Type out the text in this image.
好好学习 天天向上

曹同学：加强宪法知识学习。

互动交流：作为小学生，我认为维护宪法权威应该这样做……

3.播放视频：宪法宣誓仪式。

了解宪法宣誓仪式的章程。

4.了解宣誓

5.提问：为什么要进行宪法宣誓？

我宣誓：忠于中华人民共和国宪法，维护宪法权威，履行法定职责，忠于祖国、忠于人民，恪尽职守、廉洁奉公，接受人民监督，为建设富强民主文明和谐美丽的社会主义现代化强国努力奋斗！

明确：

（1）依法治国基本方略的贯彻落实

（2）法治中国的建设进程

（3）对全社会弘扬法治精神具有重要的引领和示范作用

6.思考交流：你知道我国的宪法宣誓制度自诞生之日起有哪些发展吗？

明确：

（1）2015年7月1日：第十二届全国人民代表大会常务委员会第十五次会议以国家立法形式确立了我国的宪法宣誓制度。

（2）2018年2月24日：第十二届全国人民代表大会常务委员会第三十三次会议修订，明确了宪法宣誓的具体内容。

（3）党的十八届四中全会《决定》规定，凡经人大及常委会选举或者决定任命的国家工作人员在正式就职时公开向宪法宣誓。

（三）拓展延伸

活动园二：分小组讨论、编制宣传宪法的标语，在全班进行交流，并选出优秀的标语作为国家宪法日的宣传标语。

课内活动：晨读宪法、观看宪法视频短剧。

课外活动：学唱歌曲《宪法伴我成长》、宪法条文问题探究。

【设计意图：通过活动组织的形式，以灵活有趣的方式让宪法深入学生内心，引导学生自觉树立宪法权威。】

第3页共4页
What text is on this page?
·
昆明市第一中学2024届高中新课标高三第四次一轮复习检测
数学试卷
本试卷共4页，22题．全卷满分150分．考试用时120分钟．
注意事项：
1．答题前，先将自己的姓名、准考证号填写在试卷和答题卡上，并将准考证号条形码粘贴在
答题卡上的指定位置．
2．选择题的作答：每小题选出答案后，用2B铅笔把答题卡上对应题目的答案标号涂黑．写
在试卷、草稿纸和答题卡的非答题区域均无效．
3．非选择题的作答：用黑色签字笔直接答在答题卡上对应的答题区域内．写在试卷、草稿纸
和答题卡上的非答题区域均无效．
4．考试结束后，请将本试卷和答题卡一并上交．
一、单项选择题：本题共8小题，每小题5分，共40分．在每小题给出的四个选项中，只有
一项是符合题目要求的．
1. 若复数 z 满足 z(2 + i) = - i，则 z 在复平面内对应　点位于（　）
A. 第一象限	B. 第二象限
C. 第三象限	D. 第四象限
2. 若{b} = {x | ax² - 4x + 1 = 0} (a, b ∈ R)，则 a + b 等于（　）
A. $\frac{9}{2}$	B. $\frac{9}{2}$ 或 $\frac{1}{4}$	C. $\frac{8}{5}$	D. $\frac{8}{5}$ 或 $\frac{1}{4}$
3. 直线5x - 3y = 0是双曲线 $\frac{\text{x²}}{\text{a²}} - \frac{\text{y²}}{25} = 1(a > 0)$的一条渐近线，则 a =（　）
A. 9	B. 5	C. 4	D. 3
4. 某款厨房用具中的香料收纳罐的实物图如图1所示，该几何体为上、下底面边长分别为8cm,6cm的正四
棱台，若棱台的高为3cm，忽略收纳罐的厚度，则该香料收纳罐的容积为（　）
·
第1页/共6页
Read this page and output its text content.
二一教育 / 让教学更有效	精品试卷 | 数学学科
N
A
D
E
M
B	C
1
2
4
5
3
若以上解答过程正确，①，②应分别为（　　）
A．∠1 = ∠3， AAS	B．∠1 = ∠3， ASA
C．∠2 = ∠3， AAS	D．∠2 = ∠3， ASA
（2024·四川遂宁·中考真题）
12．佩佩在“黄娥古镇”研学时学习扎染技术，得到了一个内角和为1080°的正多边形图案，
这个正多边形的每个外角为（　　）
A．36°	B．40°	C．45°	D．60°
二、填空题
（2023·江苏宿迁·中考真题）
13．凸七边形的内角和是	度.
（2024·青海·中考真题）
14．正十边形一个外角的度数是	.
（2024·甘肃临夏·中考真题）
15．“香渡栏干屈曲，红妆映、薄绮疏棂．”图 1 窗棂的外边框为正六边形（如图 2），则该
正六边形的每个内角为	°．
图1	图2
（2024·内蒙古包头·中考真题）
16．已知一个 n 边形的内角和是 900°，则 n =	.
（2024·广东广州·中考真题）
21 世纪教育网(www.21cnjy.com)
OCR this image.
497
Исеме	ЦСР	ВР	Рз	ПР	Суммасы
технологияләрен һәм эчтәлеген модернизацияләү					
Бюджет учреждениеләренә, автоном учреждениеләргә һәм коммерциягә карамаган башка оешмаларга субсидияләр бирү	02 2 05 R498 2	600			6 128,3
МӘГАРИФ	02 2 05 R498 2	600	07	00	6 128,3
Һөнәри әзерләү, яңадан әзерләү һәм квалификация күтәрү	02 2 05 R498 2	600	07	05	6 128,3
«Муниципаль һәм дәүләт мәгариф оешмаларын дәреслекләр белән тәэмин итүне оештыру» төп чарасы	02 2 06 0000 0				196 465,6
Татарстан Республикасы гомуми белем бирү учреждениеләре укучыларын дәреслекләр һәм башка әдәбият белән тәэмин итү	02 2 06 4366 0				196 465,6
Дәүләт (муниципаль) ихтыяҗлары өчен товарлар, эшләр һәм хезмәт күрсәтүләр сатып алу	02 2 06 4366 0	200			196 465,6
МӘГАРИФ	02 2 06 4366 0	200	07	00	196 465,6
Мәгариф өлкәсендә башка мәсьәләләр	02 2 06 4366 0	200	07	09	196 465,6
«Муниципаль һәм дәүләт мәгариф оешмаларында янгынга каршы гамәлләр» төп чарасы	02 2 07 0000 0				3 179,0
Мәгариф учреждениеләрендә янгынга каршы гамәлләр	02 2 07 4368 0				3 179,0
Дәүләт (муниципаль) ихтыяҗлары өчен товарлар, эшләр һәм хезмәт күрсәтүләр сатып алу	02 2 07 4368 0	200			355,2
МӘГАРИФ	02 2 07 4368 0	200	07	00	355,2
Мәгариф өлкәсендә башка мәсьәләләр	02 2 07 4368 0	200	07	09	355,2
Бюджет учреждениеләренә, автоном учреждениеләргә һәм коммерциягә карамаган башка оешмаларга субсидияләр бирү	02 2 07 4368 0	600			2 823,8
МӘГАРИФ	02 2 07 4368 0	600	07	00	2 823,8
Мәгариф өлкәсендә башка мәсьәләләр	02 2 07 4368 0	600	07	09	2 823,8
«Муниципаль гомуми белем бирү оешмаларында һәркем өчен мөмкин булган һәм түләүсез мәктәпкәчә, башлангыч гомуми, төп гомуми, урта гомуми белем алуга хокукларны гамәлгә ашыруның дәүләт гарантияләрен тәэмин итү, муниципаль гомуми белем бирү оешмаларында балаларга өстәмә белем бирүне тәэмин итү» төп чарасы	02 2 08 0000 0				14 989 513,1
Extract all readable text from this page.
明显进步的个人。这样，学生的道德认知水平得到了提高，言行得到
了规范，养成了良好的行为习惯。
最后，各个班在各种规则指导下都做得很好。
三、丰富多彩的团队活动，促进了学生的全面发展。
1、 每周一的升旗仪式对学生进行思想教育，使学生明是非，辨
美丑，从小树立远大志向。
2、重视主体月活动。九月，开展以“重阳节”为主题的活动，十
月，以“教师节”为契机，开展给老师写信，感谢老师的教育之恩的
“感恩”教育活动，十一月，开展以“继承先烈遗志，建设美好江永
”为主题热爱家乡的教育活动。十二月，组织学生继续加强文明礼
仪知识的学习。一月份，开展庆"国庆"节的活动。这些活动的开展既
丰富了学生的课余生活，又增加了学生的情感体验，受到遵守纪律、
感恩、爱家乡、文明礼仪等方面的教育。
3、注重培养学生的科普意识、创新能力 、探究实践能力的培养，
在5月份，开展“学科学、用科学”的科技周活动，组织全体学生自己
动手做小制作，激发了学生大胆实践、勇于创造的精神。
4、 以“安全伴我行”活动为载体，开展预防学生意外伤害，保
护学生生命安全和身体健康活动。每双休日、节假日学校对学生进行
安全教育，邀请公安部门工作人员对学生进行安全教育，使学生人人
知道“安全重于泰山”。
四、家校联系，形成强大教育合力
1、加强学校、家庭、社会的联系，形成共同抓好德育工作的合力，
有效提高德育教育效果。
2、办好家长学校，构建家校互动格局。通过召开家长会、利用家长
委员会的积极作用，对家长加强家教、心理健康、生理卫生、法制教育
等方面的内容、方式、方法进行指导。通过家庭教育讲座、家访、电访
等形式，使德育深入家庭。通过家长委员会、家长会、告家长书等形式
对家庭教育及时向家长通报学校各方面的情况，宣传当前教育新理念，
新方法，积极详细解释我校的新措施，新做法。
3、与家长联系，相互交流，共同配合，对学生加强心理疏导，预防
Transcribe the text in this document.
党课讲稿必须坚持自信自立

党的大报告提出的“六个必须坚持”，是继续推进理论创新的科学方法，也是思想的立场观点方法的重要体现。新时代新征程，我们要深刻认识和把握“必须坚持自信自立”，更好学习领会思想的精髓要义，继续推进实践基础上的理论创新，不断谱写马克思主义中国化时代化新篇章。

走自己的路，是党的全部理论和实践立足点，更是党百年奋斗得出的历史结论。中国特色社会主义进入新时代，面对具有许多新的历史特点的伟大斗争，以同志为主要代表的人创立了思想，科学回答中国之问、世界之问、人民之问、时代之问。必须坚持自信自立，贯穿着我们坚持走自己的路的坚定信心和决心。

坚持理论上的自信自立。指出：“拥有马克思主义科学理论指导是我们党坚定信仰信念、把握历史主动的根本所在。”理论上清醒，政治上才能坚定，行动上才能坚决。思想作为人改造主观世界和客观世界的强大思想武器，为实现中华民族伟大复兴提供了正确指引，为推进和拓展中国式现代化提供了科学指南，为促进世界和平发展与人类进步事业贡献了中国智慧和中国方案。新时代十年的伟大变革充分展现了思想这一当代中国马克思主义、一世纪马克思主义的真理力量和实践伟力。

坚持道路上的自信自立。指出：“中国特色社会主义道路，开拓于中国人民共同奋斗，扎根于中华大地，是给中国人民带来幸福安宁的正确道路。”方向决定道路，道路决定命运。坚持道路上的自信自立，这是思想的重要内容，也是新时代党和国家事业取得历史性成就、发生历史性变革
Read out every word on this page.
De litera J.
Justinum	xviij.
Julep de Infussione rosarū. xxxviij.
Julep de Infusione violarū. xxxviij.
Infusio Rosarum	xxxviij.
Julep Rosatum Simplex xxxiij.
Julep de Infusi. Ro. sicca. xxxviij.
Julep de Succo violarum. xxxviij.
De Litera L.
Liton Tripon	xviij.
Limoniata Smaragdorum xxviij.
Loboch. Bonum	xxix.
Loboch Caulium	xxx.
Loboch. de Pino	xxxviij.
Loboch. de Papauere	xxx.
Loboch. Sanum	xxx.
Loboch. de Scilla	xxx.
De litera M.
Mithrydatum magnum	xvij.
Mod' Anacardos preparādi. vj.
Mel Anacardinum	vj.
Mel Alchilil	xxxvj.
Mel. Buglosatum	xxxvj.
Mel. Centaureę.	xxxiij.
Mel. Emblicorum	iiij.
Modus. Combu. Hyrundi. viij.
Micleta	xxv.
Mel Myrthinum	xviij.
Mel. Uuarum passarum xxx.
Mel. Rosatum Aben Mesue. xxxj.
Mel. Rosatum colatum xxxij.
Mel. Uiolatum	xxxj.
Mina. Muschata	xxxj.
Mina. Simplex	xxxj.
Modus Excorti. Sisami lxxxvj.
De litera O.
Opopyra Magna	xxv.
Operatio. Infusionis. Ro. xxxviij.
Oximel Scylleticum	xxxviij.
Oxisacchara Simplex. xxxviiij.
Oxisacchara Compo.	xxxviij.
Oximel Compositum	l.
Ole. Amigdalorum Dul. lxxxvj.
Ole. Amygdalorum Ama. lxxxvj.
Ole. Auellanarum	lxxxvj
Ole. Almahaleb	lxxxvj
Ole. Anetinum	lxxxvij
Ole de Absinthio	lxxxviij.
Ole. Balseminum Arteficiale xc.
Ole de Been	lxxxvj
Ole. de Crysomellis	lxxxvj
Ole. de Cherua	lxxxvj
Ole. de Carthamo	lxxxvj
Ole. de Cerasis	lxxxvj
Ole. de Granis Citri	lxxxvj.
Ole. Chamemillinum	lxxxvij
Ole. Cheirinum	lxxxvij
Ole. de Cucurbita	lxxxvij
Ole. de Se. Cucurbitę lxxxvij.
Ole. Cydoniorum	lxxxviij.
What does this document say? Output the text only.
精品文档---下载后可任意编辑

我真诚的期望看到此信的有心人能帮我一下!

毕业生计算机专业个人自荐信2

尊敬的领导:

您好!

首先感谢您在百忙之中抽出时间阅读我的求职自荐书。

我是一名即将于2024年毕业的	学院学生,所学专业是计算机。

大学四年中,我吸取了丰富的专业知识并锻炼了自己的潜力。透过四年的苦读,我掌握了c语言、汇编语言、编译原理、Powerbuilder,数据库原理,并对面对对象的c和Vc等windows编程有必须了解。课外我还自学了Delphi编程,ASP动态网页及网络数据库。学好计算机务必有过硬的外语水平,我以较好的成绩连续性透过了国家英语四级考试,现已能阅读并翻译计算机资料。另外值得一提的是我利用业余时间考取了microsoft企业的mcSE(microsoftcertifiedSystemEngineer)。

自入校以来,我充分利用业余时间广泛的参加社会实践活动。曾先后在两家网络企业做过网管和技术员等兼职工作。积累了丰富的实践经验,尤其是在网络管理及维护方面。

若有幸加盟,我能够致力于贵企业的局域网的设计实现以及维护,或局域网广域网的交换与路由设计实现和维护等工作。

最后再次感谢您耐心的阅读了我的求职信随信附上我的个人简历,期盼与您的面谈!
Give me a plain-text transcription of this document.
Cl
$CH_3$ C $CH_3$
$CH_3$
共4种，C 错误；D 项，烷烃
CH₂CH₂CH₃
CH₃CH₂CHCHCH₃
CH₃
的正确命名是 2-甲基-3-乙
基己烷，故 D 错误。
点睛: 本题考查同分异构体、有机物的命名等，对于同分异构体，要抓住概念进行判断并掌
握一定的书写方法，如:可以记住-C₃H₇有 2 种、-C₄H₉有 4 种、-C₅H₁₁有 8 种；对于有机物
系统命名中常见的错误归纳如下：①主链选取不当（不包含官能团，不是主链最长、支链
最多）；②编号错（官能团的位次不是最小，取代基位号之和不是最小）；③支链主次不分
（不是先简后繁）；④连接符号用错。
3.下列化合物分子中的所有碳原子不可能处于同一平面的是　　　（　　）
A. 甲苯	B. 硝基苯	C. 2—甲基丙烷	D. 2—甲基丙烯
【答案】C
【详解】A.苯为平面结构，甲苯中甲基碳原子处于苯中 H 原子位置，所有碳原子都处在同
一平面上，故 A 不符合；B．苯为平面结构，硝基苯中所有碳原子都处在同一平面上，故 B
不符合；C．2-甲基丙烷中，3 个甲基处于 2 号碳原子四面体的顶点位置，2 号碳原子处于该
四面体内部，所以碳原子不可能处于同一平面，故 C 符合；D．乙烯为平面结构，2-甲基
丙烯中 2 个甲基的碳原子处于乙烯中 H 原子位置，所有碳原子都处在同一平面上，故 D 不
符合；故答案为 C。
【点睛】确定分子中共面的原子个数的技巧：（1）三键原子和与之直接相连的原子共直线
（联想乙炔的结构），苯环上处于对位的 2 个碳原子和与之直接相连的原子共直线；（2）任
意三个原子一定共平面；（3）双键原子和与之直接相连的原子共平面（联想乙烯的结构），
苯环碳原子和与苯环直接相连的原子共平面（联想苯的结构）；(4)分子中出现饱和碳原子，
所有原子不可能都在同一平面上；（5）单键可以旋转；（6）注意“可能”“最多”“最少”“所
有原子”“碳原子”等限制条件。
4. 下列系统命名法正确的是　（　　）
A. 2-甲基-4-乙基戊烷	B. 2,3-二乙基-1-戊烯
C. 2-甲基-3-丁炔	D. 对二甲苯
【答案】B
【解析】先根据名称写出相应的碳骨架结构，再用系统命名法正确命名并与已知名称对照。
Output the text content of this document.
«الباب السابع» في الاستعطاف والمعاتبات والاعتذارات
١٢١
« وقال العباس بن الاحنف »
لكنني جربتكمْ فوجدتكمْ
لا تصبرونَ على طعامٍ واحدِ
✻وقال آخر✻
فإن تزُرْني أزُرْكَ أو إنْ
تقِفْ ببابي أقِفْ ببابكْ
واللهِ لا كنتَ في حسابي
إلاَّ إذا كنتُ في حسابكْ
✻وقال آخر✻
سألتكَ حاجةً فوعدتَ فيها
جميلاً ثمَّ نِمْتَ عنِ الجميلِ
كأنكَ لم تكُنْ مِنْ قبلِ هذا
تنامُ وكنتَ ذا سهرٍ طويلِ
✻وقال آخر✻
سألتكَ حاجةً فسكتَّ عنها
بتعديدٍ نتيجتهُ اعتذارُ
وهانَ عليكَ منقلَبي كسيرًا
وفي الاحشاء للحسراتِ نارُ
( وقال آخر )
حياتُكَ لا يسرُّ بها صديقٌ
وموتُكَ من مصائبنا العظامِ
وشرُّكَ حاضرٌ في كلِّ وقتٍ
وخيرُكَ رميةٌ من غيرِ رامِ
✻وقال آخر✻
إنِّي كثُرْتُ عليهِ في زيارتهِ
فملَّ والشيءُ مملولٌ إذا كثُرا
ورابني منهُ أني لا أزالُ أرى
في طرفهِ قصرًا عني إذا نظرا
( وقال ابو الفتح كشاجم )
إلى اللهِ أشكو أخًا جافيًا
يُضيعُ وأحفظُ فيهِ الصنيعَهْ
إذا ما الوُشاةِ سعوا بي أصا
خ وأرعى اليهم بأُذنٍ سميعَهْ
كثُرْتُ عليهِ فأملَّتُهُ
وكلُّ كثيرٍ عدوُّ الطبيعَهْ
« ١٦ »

_TASK INSTRUCTIONS_: Your answer should be only the number of lines that hold the word "lxxxvij".

_TASK OUTPUT_: 5